--- start of ROWS ---

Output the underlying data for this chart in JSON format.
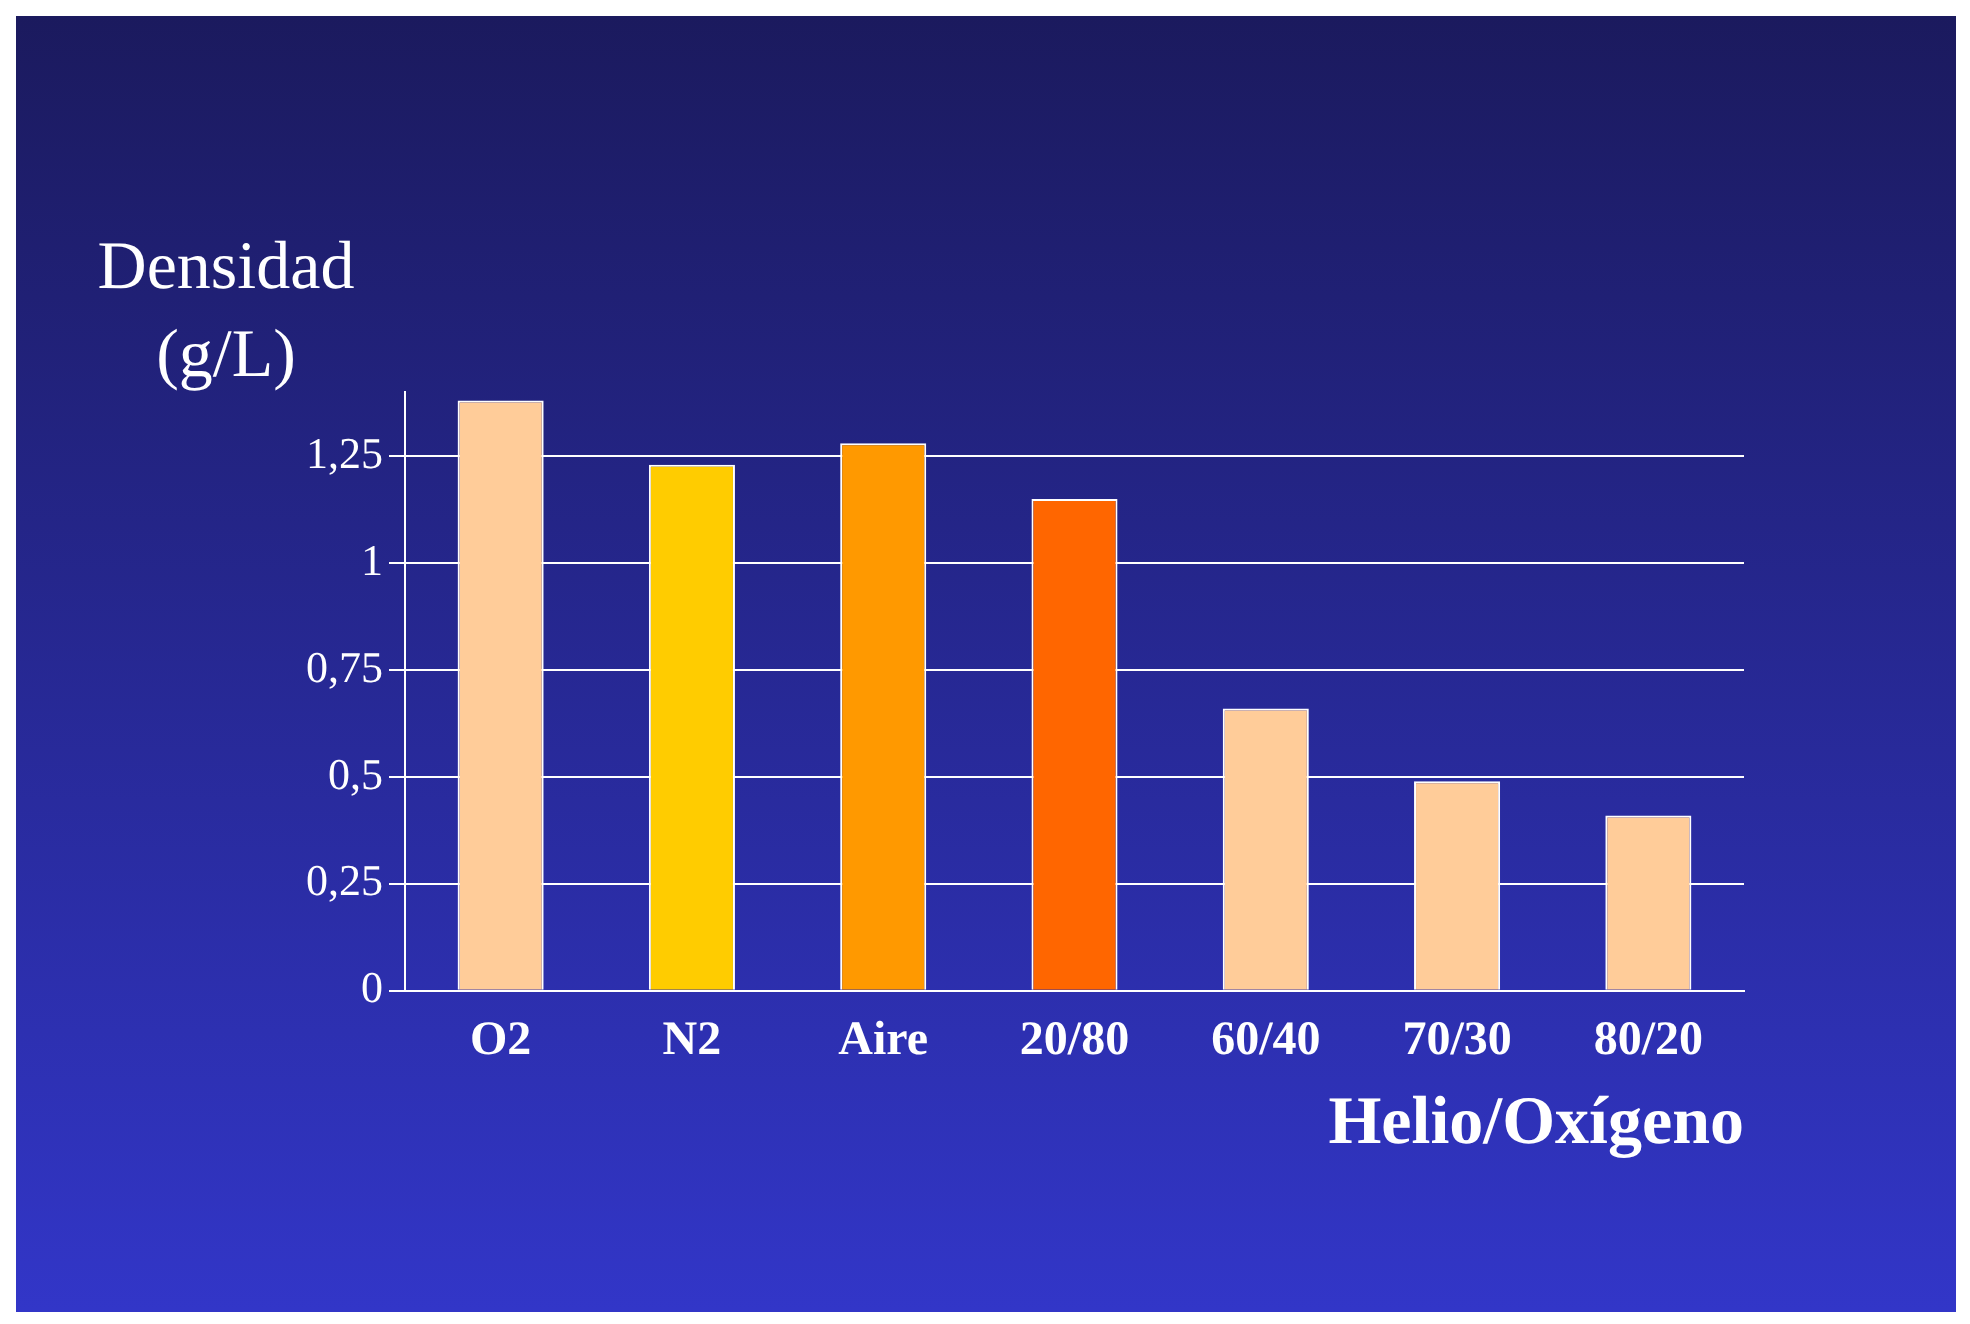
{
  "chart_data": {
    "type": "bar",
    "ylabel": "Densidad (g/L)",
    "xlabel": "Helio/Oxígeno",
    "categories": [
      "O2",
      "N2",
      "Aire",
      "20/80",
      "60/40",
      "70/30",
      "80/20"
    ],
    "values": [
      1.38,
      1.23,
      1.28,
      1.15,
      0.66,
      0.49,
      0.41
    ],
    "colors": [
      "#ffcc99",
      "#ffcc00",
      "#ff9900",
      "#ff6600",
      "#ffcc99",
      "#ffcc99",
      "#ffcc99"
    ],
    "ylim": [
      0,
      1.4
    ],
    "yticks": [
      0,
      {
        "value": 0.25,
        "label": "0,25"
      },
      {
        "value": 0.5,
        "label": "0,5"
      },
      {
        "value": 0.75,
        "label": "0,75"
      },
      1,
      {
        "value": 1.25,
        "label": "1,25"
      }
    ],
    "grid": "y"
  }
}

--- end of ROWS ---

— TASK INSTRUCTIONS —
Set the data above down again exactly as given, with no pictures.

— SOLUTION FOR THIS TASK —
Output the underlying data for this chart in JSON format.
{
  "chart_data": {
    "type": "bar",
    "ylabel": "Densidad (g/L)",
    "xlabel": "Helio/Oxígeno",
    "categories": [
      "O2",
      "N2",
      "Aire",
      "20/80",
      "60/40",
      "70/30",
      "80/20"
    ],
    "values": [
      1.38,
      1.23,
      1.28,
      1.15,
      0.66,
      0.49,
      0.41
    ],
    "colors": [
      "#ffcc99",
      "#ffcc00",
      "#ff9900",
      "#ff6600",
      "#ffcc99",
      "#ffcc99",
      "#ffcc99"
    ],
    "ylim": [
      0,
      1.4
    ],
    "yticks": [
      0,
      {
        "value": 0.25,
        "label": "0,25"
      },
      {
        "value": 0.5,
        "label": "0,5"
      },
      {
        "value": 0.75,
        "label": "0,75"
      },
      1,
      {
        "value": 1.25,
        "label": "1,25"
      }
    ],
    "grid": "y"
  }
}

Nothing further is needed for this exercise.